## Material for this exercise
========================

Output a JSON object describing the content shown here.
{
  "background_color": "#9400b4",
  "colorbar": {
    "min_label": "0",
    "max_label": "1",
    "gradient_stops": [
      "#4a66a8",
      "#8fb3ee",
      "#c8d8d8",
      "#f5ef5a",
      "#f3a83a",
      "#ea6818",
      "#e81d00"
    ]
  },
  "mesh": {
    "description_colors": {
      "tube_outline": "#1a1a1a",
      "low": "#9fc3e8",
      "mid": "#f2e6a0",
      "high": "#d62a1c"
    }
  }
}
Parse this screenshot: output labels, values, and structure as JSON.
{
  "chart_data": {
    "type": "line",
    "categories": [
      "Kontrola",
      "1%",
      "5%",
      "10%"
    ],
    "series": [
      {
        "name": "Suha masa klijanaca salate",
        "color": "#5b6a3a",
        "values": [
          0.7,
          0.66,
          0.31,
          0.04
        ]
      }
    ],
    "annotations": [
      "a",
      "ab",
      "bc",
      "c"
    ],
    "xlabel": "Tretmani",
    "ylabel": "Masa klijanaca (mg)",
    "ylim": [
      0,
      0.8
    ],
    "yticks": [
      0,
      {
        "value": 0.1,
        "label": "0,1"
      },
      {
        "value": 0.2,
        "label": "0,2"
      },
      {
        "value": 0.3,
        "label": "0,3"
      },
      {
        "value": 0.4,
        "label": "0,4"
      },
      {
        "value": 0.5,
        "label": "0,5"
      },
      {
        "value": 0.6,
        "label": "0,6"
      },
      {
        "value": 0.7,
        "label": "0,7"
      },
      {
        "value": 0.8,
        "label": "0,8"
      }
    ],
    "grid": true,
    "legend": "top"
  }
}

========================

## Problem to work on
Give the entries again in full, exactly as they are written.

## Answer
Output a JSON object describing the content shown here.
{
  "background_color": "#9400b4",
  "colorbar": {
    "min_label": "0",
    "max_label": "1",
    "gradient_stops": [
      "#4a66a8",
      "#8fb3ee",
      "#c8d8d8",
      "#f5ef5a",
      "#f3a83a",
      "#ea6818",
      "#e81d00"
    ]
  },
  "mesh": {
    "description_colors": {
      "tube_outline": "#1a1a1a",
      "low": "#9fc3e8",
      "mid": "#f2e6a0",
      "high": "#d62a1c"
    }
  }
}
Parse this screenshot: output labels, values, and structure as JSON.
{
  "chart_data": {
    "type": "line",
    "categories": [
      "Kontrola",
      "1%",
      "5%",
      "10%"
    ],
    "series": [
      {
        "name": "Suha masa klijanaca salate",
        "color": "#5b6a3a",
        "values": [
          0.7,
          0.66,
          0.31,
          0.04
        ]
      }
    ],
    "annotations": [
      "a",
      "ab",
      "bc",
      "c"
    ],
    "xlabel": "Tretmani",
    "ylabel": "Masa klijanaca (mg)",
    "ylim": [
      0,
      0.8
    ],
    "yticks": [
      0,
      {
        "value": 0.1,
        "label": "0,1"
      },
      {
        "value": 0.2,
        "label": "0,2"
      },
      {
        "value": 0.3,
        "label": "0,3"
      },
      {
        "value": 0.4,
        "label": "0,4"
      },
      {
        "value": 0.5,
        "label": "0,5"
      },
      {
        "value": 0.6,
        "label": "0,6"
      },
      {
        "value": 0.7,
        "label": "0,7"
      },
      {
        "value": 0.8,
        "label": "0,8"
      }
    ],
    "grid": true,
    "legend": "top"
  }
}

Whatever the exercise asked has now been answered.